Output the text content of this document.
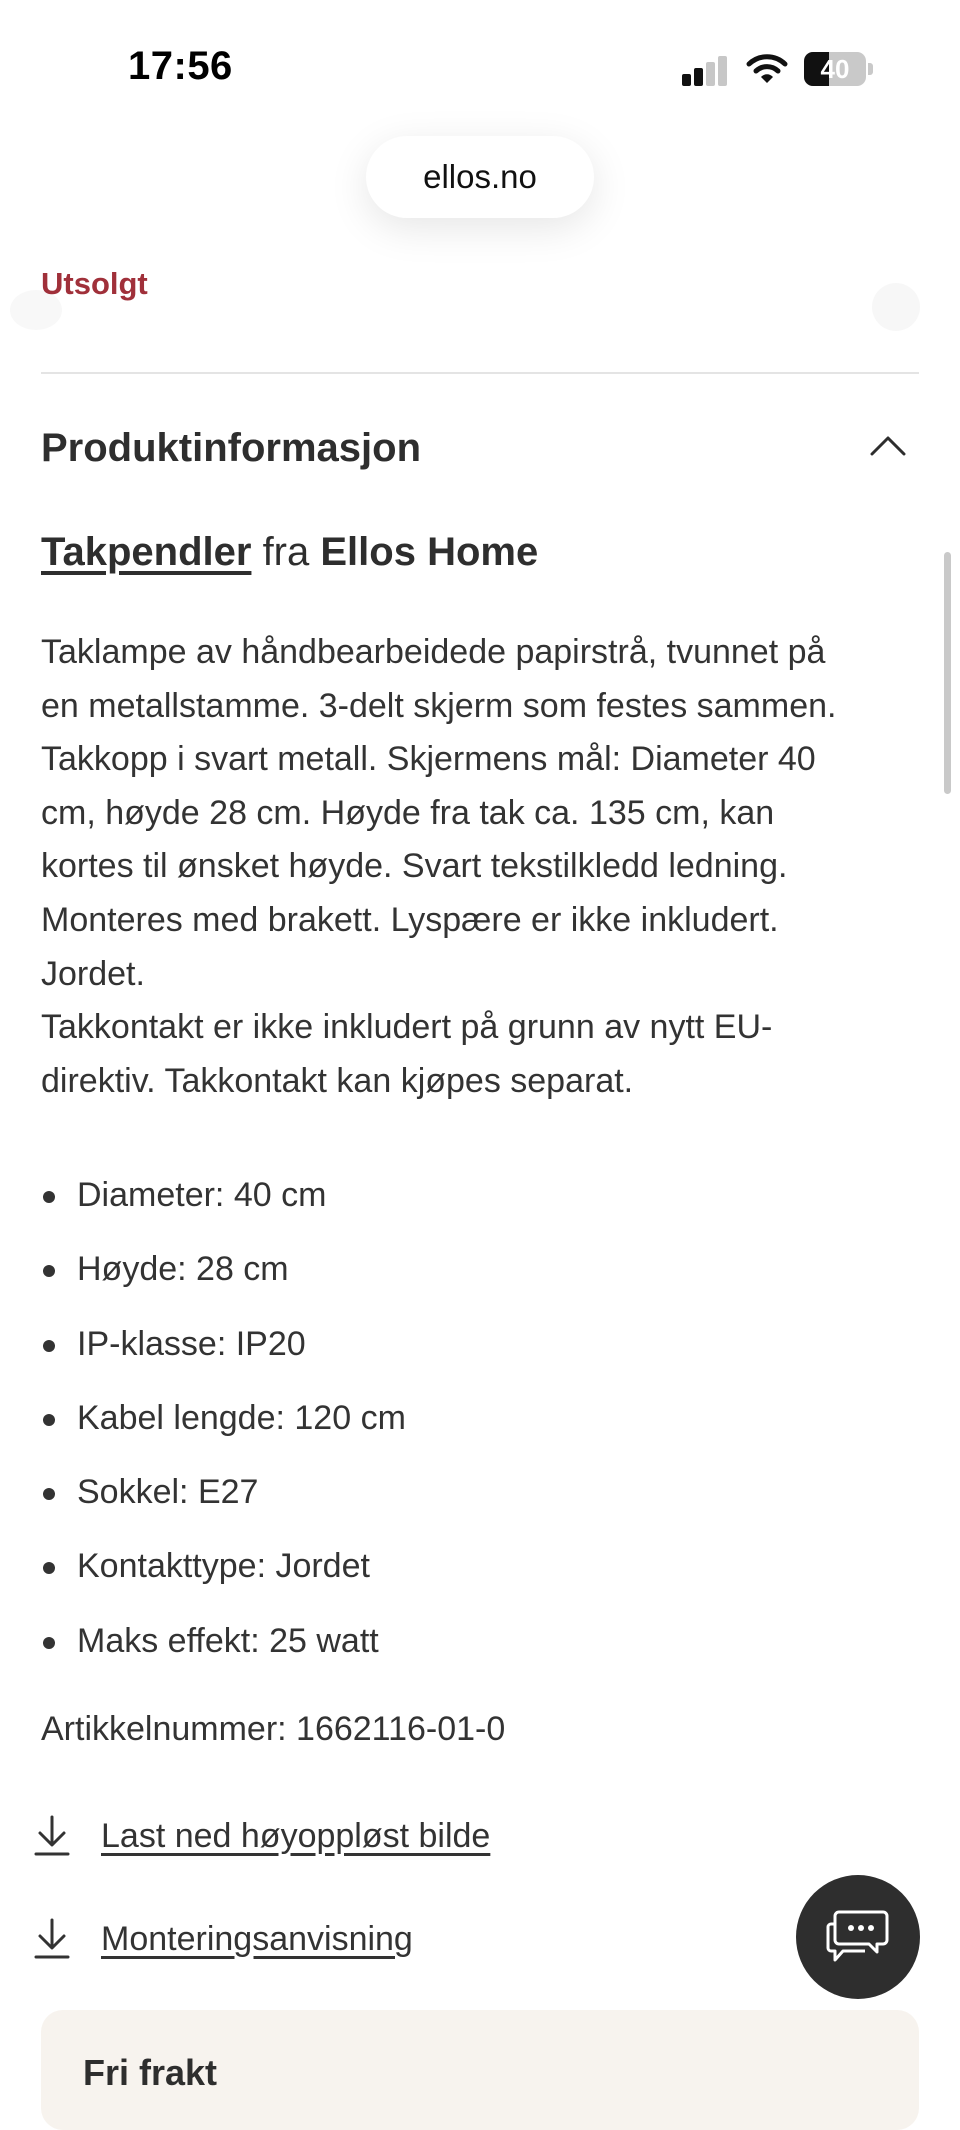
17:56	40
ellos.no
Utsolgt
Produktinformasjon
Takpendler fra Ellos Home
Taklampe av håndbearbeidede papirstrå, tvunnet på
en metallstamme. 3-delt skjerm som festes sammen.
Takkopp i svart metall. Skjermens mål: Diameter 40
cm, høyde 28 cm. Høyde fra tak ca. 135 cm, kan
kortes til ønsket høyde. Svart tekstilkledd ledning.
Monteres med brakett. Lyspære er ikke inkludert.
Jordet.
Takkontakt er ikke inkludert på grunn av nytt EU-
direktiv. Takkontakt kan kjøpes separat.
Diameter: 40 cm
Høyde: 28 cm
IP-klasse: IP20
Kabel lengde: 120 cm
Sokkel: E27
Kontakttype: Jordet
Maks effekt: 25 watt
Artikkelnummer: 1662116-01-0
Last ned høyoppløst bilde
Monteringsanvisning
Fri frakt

--

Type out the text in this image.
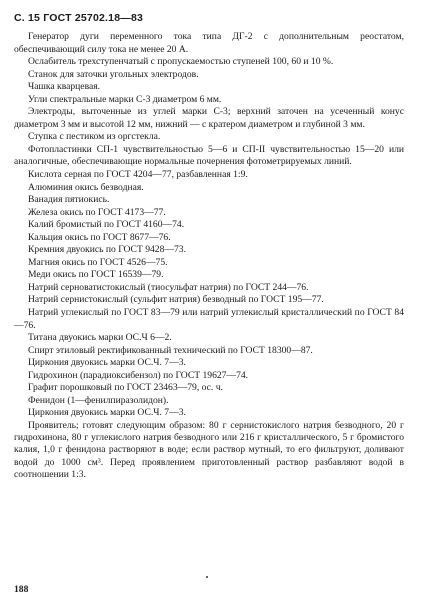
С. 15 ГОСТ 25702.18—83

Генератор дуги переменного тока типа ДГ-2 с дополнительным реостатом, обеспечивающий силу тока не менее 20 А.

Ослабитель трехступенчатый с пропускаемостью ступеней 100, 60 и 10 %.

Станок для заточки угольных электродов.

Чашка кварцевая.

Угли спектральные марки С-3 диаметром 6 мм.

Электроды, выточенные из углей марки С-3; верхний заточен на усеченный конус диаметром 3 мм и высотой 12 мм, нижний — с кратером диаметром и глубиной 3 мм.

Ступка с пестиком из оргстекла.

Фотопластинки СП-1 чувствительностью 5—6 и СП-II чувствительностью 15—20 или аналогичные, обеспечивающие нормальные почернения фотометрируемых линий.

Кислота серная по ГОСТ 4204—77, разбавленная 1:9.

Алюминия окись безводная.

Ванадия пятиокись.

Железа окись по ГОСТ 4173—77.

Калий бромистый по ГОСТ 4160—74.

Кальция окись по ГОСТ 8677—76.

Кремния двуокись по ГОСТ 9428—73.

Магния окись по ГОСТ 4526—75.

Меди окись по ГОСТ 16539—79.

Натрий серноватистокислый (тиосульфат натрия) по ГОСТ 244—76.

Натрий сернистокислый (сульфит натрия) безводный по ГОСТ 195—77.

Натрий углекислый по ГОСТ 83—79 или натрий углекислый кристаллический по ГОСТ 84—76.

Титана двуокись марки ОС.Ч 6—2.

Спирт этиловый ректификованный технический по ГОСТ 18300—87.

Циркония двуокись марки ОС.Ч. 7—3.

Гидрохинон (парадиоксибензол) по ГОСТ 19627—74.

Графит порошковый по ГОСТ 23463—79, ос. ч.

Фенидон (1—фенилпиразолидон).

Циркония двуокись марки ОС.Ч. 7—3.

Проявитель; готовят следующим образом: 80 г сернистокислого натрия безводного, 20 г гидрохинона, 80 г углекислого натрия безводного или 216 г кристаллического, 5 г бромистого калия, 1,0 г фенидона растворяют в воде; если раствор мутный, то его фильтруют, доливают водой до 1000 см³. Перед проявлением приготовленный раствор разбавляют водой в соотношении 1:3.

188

---

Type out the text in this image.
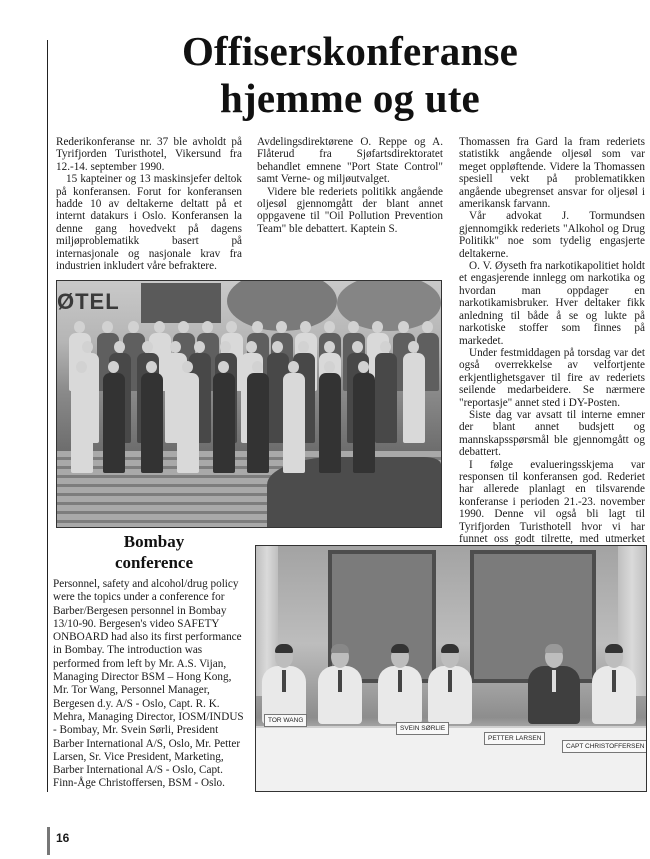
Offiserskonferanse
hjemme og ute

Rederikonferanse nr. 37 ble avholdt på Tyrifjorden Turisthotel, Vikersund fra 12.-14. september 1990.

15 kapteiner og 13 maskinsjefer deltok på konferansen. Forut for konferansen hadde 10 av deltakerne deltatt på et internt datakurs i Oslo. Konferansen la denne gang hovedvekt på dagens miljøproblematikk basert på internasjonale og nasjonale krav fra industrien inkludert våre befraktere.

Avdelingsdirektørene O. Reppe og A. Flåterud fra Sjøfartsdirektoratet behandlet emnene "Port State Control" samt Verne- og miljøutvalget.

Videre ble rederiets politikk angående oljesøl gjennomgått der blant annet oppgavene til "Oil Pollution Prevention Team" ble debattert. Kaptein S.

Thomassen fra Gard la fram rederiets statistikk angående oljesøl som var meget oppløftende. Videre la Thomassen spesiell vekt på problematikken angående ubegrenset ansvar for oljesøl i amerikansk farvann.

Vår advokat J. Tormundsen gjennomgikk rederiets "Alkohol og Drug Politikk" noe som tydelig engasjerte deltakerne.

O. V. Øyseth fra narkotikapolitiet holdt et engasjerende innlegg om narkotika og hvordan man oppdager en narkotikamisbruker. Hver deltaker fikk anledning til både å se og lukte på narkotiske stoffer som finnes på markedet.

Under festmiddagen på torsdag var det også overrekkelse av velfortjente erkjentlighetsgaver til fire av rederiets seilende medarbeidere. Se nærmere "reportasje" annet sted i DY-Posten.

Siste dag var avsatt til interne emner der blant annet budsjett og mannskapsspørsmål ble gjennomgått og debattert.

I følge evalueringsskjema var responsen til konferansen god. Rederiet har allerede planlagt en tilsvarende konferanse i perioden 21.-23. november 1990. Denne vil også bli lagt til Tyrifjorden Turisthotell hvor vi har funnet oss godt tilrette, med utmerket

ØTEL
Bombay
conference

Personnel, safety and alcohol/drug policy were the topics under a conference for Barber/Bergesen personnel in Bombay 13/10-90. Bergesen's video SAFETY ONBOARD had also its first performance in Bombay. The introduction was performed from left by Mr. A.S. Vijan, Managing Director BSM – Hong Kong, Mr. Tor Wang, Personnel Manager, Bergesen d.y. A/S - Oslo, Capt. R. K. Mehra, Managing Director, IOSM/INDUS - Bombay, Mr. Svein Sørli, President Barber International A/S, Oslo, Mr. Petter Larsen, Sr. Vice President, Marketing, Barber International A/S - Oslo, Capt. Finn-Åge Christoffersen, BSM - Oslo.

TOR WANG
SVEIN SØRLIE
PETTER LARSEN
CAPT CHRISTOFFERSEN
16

■ Exercise objective ■
Search the preceding listing for the word "Diameter" and pull out every line that holds it.

■ Finished answer ■
Takkopp i svart metall. Skjermens mål: Diameter 40
Diameter: 40 cm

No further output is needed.